-- Start of RECORDS FOR PROCESSING --

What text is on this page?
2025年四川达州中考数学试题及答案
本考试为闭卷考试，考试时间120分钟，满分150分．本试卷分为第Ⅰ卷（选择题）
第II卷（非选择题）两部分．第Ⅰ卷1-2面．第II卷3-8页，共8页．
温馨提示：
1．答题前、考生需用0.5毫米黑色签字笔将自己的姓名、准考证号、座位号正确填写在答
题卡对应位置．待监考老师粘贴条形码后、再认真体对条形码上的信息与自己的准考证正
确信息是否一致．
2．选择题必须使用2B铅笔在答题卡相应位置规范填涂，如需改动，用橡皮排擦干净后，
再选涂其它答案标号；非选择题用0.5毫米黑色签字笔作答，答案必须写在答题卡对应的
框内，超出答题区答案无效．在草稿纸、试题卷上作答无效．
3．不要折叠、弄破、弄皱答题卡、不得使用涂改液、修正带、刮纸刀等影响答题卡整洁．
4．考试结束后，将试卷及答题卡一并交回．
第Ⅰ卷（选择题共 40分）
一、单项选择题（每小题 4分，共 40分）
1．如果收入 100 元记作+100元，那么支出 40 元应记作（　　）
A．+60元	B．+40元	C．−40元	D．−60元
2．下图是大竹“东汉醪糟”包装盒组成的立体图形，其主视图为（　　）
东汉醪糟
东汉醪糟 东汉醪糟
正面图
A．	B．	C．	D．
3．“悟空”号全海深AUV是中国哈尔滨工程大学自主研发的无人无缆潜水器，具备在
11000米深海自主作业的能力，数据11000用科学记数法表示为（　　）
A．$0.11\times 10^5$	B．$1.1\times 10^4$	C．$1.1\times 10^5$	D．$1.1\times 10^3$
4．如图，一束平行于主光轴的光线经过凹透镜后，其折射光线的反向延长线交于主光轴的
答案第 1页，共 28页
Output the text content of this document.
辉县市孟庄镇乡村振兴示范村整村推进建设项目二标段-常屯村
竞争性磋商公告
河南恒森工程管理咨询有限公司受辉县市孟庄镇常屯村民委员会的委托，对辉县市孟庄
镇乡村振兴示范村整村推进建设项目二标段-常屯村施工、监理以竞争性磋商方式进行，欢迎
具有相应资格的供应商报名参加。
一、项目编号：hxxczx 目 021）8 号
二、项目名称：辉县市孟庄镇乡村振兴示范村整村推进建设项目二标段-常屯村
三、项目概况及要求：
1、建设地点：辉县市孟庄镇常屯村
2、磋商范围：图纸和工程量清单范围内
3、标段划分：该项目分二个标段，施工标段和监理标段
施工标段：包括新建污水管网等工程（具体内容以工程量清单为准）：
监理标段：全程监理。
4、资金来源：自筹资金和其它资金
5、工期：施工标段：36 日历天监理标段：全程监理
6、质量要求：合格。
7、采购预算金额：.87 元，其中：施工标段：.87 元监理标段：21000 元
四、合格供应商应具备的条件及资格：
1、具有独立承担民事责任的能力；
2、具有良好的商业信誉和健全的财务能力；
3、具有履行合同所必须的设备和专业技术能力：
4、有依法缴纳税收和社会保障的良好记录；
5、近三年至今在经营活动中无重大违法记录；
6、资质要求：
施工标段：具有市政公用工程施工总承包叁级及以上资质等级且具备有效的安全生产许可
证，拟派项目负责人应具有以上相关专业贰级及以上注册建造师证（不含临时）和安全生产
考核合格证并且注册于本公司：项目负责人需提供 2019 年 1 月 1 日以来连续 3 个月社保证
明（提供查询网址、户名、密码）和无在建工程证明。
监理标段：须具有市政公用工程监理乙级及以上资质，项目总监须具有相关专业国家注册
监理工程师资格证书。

-- End of RECORDS FOR PROCESSING --

Write the data out again in full and exactly.

What text is on this page?
2025年四川达州中考数学试题及答案
本考试为闭卷考试，考试时间120分钟，满分150分．本试卷分为第Ⅰ卷（选择题）
第II卷（非选择题）两部分．第Ⅰ卷1-2面．第II卷3-8页，共8页．
温馨提示：
1．答题前、考生需用0.5毫米黑色签字笔将自己的姓名、准考证号、座位号正确填写在答
题卡对应位置．待监考老师粘贴条形码后、再认真体对条形码上的信息与自己的准考证正
确信息是否一致．
2．选择题必须使用2B铅笔在答题卡相应位置规范填涂，如需改动，用橡皮排擦干净后，
再选涂其它答案标号；非选择题用0.5毫米黑色签字笔作答，答案必须写在答题卡对应的
框内，超出答题区答案无效．在草稿纸、试题卷上作答无效．
3．不要折叠、弄破、弄皱答题卡、不得使用涂改液、修正带、刮纸刀等影响答题卡整洁．
4．考试结束后，将试卷及答题卡一并交回．
第Ⅰ卷（选择题共 40分）
一、单项选择题（每小题 4分，共 40分）
1．如果收入 100 元记作+100元，那么支出 40 元应记作（　　）
A．+60元	B．+40元	C．−40元	D．−60元
2．下图是大竹“东汉醪糟”包装盒组成的立体图形，其主视图为（　　）
东汉醪糟
东汉醪糟 东汉醪糟
正面图
A．	B．	C．	D．
3．“悟空”号全海深AUV是中国哈尔滨工程大学自主研发的无人无缆潜水器，具备在
11000米深海自主作业的能力，数据11000用科学记数法表示为（　　）
A．$0.11\times 10^5$	B．$1.1\times 10^4$	C．$1.1\times 10^5$	D．$1.1\times 10^3$
4．如图，一束平行于主光轴的光线经过凹透镜后，其折射光线的反向延长线交于主光轴的
答案第 1页，共 28页
Output the text content of this document.
辉县市孟庄镇乡村振兴示范村整村推进建设项目二标段-常屯村
竞争性磋商公告
河南恒森工程管理咨询有限公司受辉县市孟庄镇常屯村民委员会的委托，对辉县市孟庄
镇乡村振兴示范村整村推进建设项目二标段-常屯村施工、监理以竞争性磋商方式进行，欢迎
具有相应资格的供应商报名参加。
一、项目编号：hxxczx 目 021）8 号
二、项目名称：辉县市孟庄镇乡村振兴示范村整村推进建设项目二标段-常屯村
三、项目概况及要求：
1、建设地点：辉县市孟庄镇常屯村
2、磋商范围：图纸和工程量清单范围内
3、标段划分：该项目分二个标段，施工标段和监理标段
施工标段：包括新建污水管网等工程（具体内容以工程量清单为准）：
监理标段：全程监理。
4、资金来源：自筹资金和其它资金
5、工期：施工标段：36 日历天监理标段：全程监理
6、质量要求：合格。
7、采购预算金额：.87 元，其中：施工标段：.87 元监理标段：21000 元
四、合格供应商应具备的条件及资格：
1、具有独立承担民事责任的能力；
2、具有良好的商业信誉和健全的财务能力；
3、具有履行合同所必须的设备和专业技术能力：
4、有依法缴纳税收和社会保障的良好记录；
5、近三年至今在经营活动中无重大违法记录；
6、资质要求：
施工标段：具有市政公用工程施工总承包叁级及以上资质等级且具备有效的安全生产许可
证，拟派项目负责人应具有以上相关专业贰级及以上注册建造师证（不含临时）和安全生产
考核合格证并且注册于本公司：项目负责人需提供 2019 年 1 月 1 日以来连续 3 个月社保证
明（提供查询网址、户名、密码）和无在建工程证明。
监理标段：须具有市政公用工程监理乙级及以上资质，项目总监须具有相关专业国家注册
监理工程师资格证书。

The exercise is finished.